### [Objective]
Scan the data. Collect each line that contains the word "здания".
※
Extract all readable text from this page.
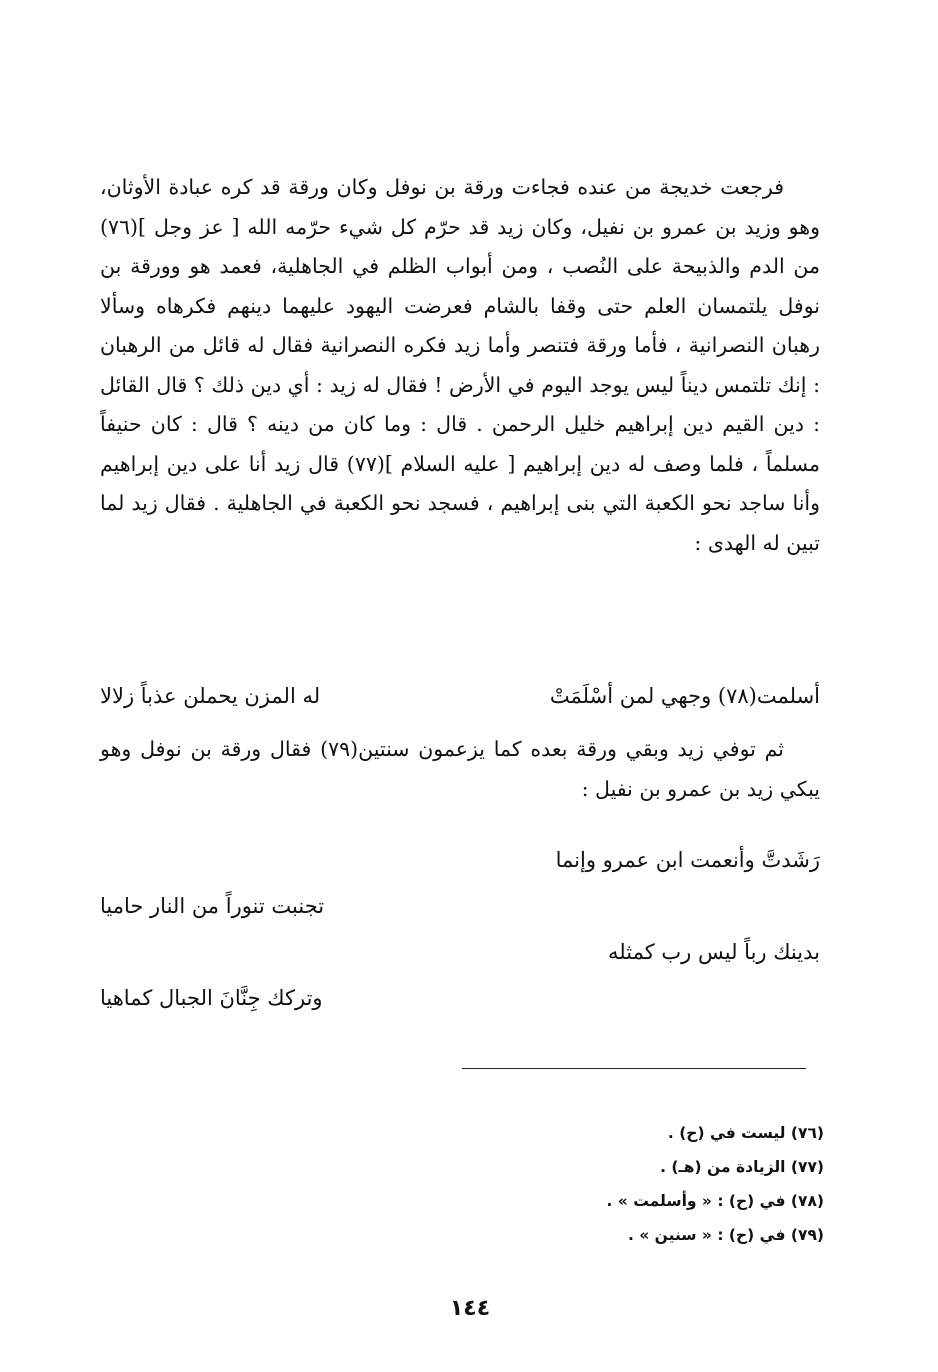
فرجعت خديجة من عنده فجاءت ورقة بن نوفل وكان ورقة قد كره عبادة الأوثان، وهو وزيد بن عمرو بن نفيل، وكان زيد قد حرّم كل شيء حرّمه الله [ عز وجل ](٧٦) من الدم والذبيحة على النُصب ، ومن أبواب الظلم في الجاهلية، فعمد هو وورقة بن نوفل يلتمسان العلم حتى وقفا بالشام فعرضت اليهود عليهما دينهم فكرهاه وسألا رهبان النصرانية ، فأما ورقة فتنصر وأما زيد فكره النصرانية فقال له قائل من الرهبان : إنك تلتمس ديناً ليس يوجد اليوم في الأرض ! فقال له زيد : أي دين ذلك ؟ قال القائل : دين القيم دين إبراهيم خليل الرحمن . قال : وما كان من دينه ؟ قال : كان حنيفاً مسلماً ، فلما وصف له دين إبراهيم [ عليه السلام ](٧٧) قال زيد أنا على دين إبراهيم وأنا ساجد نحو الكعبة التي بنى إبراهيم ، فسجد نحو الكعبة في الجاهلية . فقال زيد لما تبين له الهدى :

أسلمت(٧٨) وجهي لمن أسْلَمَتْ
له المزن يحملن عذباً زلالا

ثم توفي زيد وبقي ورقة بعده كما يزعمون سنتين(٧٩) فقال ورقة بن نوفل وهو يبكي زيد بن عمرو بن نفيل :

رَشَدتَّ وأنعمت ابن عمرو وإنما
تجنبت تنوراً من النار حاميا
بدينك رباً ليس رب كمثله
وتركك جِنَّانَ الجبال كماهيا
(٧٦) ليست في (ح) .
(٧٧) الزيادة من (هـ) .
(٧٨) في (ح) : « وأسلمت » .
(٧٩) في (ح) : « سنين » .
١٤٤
※
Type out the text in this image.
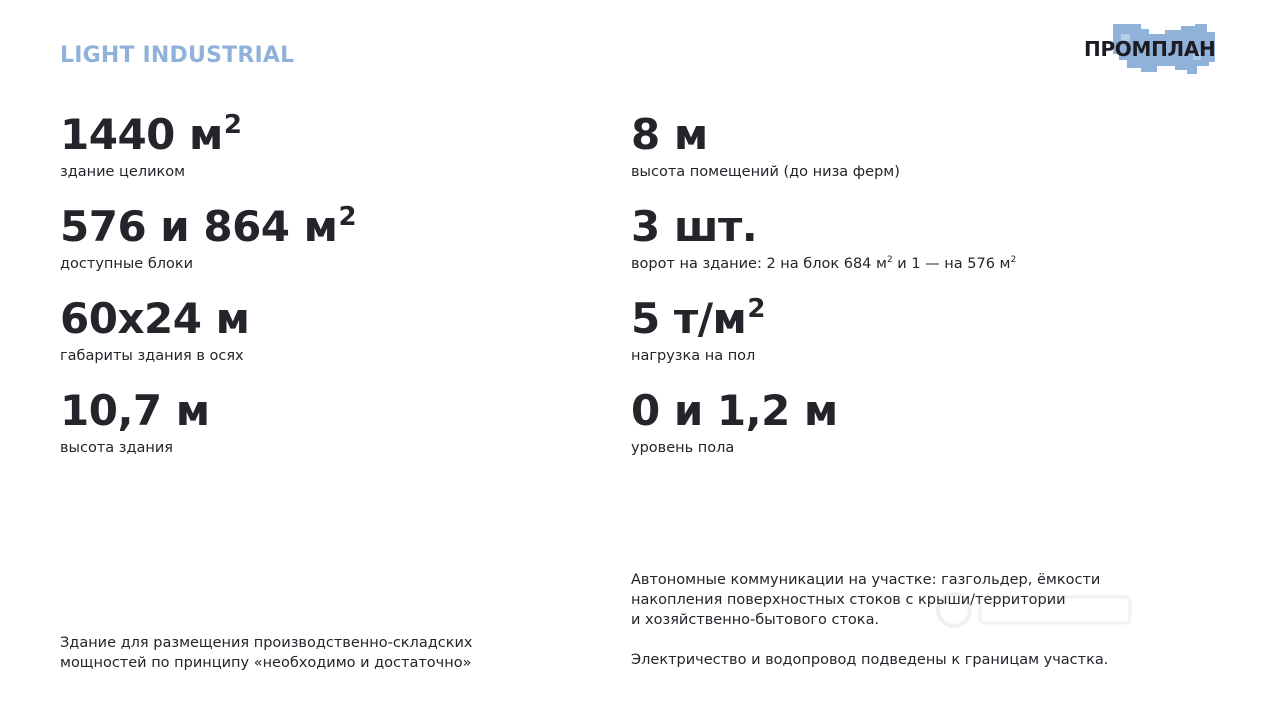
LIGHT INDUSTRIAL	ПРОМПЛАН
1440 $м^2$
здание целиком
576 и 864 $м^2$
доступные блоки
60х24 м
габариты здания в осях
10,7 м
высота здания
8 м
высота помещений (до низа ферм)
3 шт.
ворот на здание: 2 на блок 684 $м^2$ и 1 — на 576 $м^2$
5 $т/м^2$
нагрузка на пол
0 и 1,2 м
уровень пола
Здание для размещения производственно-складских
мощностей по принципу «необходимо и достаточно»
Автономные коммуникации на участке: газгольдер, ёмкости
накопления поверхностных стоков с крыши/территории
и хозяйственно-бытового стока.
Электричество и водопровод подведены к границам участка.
※
### [Exercise output]
габариты здания в осях
высота здания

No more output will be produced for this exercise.